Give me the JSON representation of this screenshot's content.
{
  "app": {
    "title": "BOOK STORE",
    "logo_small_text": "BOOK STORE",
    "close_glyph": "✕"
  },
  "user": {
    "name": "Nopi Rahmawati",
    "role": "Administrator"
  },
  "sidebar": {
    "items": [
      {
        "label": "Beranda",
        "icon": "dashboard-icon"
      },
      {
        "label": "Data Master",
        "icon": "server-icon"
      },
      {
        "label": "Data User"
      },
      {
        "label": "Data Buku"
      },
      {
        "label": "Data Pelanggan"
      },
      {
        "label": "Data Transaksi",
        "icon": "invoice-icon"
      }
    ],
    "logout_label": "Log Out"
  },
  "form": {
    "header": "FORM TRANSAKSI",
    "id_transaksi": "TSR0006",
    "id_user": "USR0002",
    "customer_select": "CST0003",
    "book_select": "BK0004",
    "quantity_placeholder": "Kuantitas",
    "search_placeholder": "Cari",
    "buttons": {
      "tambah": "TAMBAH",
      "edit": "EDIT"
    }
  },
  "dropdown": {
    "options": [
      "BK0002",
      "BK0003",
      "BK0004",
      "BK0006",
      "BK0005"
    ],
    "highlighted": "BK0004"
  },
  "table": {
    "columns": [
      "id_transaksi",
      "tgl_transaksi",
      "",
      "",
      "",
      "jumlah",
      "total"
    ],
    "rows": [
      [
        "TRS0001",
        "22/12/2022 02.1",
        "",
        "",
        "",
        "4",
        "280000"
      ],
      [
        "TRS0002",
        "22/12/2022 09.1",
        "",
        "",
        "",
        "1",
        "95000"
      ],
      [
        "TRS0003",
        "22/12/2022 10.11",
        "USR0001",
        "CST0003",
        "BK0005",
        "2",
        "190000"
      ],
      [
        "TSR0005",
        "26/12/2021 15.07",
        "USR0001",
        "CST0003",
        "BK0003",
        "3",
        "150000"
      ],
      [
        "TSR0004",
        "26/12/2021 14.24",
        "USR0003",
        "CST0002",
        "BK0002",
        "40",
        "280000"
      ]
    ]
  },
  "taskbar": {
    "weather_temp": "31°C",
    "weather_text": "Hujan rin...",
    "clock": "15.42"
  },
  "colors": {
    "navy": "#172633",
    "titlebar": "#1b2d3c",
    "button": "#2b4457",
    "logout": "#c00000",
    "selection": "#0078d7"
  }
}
----------------
> [TASK GOAL]
Return every entry verbatim.

> [OUTPUT OF THE TASK]
Give me the JSON representation of this screenshot's content.
{
  "app": {
    "title": "BOOK STORE",
    "logo_small_text": "BOOK STORE",
    "close_glyph": "✕"
  },
  "user": {
    "name": "Nopi Rahmawati",
    "role": "Administrator"
  },
  "sidebar": {
    "items": [
      {
        "label": "Beranda",
        "icon": "dashboard-icon"
      },
      {
        "label": "Data Master",
        "icon": "server-icon"
      },
      {
        "label": "Data User"
      },
      {
        "label": "Data Buku"
      },
      {
        "label": "Data Pelanggan"
      },
      {
        "label": "Data Transaksi",
        "icon": "invoice-icon"
      }
    ],
    "logout_label": "Log Out"
  },
  "form": {
    "header": "FORM TRANSAKSI",
    "id_transaksi": "TSR0006",
    "id_user": "USR0002",
    "customer_select": "CST0003",
    "book_select": "BK0004",
    "quantity_placeholder": "Kuantitas",
    "search_placeholder": "Cari",
    "buttons": {
      "tambah": "TAMBAH",
      "edit": "EDIT"
    }
  },
  "dropdown": {
    "options": [
      "BK0002",
      "BK0003",
      "BK0004",
      "BK0006",
      "BK0005"
    ],
    "highlighted": "BK0004"
  },
  "table": {
    "columns": [
      "id_transaksi",
      "tgl_transaksi",
      "",
      "",
      "",
      "jumlah",
      "total"
    ],
    "rows": [
      [
        "TRS0001",
        "22/12/2022 02.1",
        "",
        "",
        "",
        "4",
        "280000"
      ],
      [
        "TRS0002",
        "22/12/2022 09.1",
        "",
        "",
        "",
        "1",
        "95000"
      ],
      [
        "TRS0003",
        "22/12/2022 10.11",
        "USR0001",
        "CST0003",
        "BK0005",
        "2",
        "190000"
      ],
      [
        "TSR0005",
        "26/12/2021 15.07",
        "USR0001",
        "CST0003",
        "BK0003",
        "3",
        "150000"
      ],
      [
        "TSR0004",
        "26/12/2021 14.24",
        "USR0003",
        "CST0002",
        "BK0002",
        "40",
        "280000"
      ]
    ]
  },
  "taskbar": {
    "weather_temp": "31°C",
    "weather_text": "Hujan rin...",
    "clock": "15.42"
  },
  "colors": {
    "navy": "#172633",
    "titlebar": "#1b2d3c",
    "button": "#2b4457",
    "logout": "#c00000",
    "selection": "#0078d7"
  }
}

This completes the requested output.